## Instructions for the task
Reproduce each line of the material below with no changes.

Data entries
---+---
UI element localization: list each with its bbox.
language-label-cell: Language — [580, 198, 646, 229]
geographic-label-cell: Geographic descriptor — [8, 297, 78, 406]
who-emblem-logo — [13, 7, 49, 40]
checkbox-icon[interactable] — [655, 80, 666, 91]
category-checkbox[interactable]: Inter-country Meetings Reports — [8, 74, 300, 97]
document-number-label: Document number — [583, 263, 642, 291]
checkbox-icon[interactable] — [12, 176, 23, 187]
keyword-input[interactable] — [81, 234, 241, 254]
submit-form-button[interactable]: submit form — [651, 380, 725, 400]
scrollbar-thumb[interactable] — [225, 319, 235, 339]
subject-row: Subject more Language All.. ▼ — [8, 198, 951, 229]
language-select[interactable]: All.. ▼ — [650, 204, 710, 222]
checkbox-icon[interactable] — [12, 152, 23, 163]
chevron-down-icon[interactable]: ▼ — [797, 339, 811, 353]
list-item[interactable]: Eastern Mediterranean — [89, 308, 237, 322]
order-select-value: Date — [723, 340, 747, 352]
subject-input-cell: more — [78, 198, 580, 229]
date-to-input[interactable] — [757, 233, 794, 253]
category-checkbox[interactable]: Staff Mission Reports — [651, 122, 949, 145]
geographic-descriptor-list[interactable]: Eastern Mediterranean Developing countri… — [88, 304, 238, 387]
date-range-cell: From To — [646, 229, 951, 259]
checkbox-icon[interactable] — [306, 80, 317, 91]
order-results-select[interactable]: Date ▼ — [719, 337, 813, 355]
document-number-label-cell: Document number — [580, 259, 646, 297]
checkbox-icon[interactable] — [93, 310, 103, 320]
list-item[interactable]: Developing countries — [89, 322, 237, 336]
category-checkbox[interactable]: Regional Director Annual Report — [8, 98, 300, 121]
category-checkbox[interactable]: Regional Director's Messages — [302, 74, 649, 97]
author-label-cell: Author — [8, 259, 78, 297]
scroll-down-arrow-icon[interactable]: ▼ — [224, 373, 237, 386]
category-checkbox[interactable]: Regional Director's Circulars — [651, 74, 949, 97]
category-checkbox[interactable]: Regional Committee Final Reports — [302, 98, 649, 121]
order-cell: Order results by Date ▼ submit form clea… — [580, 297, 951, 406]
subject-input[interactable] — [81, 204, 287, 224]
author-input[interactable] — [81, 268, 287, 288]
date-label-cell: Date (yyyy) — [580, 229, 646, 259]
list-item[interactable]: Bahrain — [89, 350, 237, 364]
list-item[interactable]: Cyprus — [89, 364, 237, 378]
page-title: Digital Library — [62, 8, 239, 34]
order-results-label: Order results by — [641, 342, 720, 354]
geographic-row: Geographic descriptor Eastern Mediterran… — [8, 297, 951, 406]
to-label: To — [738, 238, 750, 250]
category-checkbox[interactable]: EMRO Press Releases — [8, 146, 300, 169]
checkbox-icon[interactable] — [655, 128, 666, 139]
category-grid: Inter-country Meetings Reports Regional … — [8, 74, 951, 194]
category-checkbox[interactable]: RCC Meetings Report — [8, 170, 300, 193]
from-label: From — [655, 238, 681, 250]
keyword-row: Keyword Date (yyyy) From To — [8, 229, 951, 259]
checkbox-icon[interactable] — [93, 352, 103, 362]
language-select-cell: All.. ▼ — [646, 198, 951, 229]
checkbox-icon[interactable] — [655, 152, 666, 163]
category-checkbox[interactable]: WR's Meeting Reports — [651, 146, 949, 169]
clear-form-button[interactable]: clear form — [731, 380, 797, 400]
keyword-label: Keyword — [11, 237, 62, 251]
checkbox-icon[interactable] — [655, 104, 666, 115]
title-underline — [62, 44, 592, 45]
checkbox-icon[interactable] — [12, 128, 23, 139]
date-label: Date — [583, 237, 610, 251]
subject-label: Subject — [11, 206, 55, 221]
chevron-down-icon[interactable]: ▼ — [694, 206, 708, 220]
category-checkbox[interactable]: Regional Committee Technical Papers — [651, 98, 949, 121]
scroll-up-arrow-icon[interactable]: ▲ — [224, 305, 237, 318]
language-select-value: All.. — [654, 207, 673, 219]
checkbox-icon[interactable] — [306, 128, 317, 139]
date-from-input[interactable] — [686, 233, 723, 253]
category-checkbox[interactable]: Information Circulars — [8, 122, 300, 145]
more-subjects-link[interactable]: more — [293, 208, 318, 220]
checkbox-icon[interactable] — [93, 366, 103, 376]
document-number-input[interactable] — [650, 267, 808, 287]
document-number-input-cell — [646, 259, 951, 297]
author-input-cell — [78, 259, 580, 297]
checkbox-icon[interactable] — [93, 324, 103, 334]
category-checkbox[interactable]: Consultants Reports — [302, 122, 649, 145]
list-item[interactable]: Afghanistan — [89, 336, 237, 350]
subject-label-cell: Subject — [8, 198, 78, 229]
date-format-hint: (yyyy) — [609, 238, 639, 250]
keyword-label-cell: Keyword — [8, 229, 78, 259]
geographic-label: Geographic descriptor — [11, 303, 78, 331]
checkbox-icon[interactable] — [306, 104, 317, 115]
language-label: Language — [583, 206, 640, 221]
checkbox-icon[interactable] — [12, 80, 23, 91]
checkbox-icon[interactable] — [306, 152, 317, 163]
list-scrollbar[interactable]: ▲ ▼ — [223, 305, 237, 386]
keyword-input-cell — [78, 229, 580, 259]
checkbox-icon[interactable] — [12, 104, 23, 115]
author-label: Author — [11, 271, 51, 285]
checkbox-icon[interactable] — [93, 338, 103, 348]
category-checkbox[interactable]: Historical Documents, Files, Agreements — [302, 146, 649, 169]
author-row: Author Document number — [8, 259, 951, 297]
---+---
## Solution below
UI element localization: list each with its bbox.
language-label-cell: Language — [580, 198, 646, 229]
geographic-label-cell: Geographic descriptor — [8, 297, 78, 406]
who-emblem-logo — [13, 7, 49, 40]
checkbox-icon[interactable] — [655, 80, 666, 91]
category-checkbox[interactable]: Inter-country Meetings Reports — [8, 74, 300, 97]
document-number-label: Document number — [583, 263, 642, 291]
checkbox-icon[interactable] — [12, 176, 23, 187]
keyword-input[interactable] — [81, 234, 241, 254]
submit-form-button[interactable]: submit form — [651, 380, 725, 400]
scrollbar-thumb[interactable] — [225, 319, 235, 339]
subject-row: Subject more Language All.. ▼ — [8, 198, 951, 229]
language-select[interactable]: All.. ▼ — [650, 204, 710, 222]
checkbox-icon[interactable] — [12, 152, 23, 163]
chevron-down-icon[interactable]: ▼ — [797, 339, 811, 353]
list-item[interactable]: Eastern Mediterranean — [89, 308, 237, 322]
order-select-value: Date — [723, 340, 747, 352]
subject-input-cell: more — [78, 198, 580, 229]
date-to-input[interactable] — [757, 233, 794, 253]
category-checkbox[interactable]: Staff Mission Reports — [651, 122, 949, 145]
geographic-descriptor-list[interactable]: Eastern Mediterranean Developing countri… — [88, 304, 238, 387]
date-range-cell: From To — [646, 229, 951, 259]
checkbox-icon[interactable] — [306, 80, 317, 91]
order-results-select[interactable]: Date ▼ — [719, 337, 813, 355]
document-number-label-cell: Document number — [580, 259, 646, 297]
checkbox-icon[interactable] — [93, 310, 103, 320]
list-item[interactable]: Developing countries — [89, 322, 237, 336]
category-checkbox[interactable]: Regional Director Annual Report — [8, 98, 300, 121]
category-checkbox[interactable]: Regional Director's Messages — [302, 74, 649, 97]
author-label-cell: Author — [8, 259, 78, 297]
scroll-down-arrow-icon[interactable]: ▼ — [224, 373, 237, 386]
category-checkbox[interactable]: Regional Director's Circulars — [651, 74, 949, 97]
category-checkbox[interactable]: Regional Committee Final Reports — [302, 98, 649, 121]
order-cell: Order results by Date ▼ submit form clea… — [580, 297, 951, 406]
subject-input[interactable] — [81, 204, 287, 224]
author-input[interactable] — [81, 268, 287, 288]
date-label-cell: Date (yyyy) — [580, 229, 646, 259]
list-item[interactable]: Bahrain — [89, 350, 237, 364]
list-item[interactable]: Cyprus — [89, 364, 237, 378]
page-title: Digital Library — [62, 8, 239, 34]
order-results-label: Order results by — [641, 342, 720, 354]
geographic-row: Geographic descriptor Eastern Mediterran… — [8, 297, 951, 406]
to-label: To — [738, 238, 750, 250]
category-checkbox[interactable]: EMRO Press Releases — [8, 146, 300, 169]
checkbox-icon[interactable] — [655, 128, 666, 139]
category-grid: Inter-country Meetings Reports Regional … — [8, 74, 951, 194]
category-checkbox[interactable]: RCC Meetings Report — [8, 170, 300, 193]
from-label: From — [655, 238, 681, 250]
keyword-row: Keyword Date (yyyy) From To — [8, 229, 951, 259]
checkbox-icon[interactable] — [93, 352, 103, 362]
language-select-cell: All.. ▼ — [646, 198, 951, 229]
checkbox-icon[interactable] — [655, 152, 666, 163]
category-checkbox[interactable]: WR's Meeting Reports — [651, 146, 949, 169]
clear-form-button[interactable]: clear form — [731, 380, 797, 400]
keyword-label: Keyword — [11, 237, 62, 251]
checkbox-icon[interactable] — [655, 104, 666, 115]
title-underline — [62, 44, 592, 45]
checkbox-icon[interactable] — [12, 128, 23, 139]
date-label: Date — [583, 237, 610, 251]
subject-label: Subject — [11, 206, 55, 221]
chevron-down-icon[interactable]: ▼ — [694, 206, 708, 220]
category-checkbox[interactable]: Regional Committee Technical Papers — [651, 98, 949, 121]
scroll-up-arrow-icon[interactable]: ▲ — [224, 305, 237, 318]
language-select-value: All.. — [654, 207, 673, 219]
checkbox-icon[interactable] — [306, 128, 317, 139]
date-from-input[interactable] — [686, 233, 723, 253]
category-checkbox[interactable]: Information Circulars — [8, 122, 300, 145]
more-subjects-link[interactable]: more — [293, 208, 318, 220]
checkbox-icon[interactable] — [93, 366, 103, 376]
document-number-input[interactable] — [650, 267, 808, 287]
document-number-input-cell — [646, 259, 951, 297]
author-input-cell — [78, 259, 580, 297]
checkbox-icon[interactable] — [93, 324, 103, 334]
category-checkbox[interactable]: Consultants Reports — [302, 122, 649, 145]
list-item[interactable]: Afghanistan — [89, 336, 237, 350]
subject-label-cell: Subject — [8, 198, 78, 229]
date-format-hint: (yyyy) — [609, 238, 639, 250]
keyword-label-cell: Keyword — [8, 229, 78, 259]
geographic-label: Geographic descriptor — [11, 303, 78, 331]
checkbox-icon[interactable] — [306, 104, 317, 115]
language-label: Language — [583, 206, 640, 221]
checkbox-icon[interactable] — [12, 80, 23, 91]
checkbox-icon[interactable] — [306, 152, 317, 163]
list-scrollbar[interactable]: ▲ ▼ — [223, 305, 237, 386]
keyword-input-cell — [78, 229, 580, 259]
checkbox-icon[interactable] — [12, 104, 23, 115]
author-label: Author — [11, 271, 51, 285]
checkbox-icon[interactable] — [93, 338, 103, 348]
category-checkbox[interactable]: Historical Documents, Files, Agreements — [302, 146, 649, 169]
author-row: Author Document number — [8, 259, 951, 297]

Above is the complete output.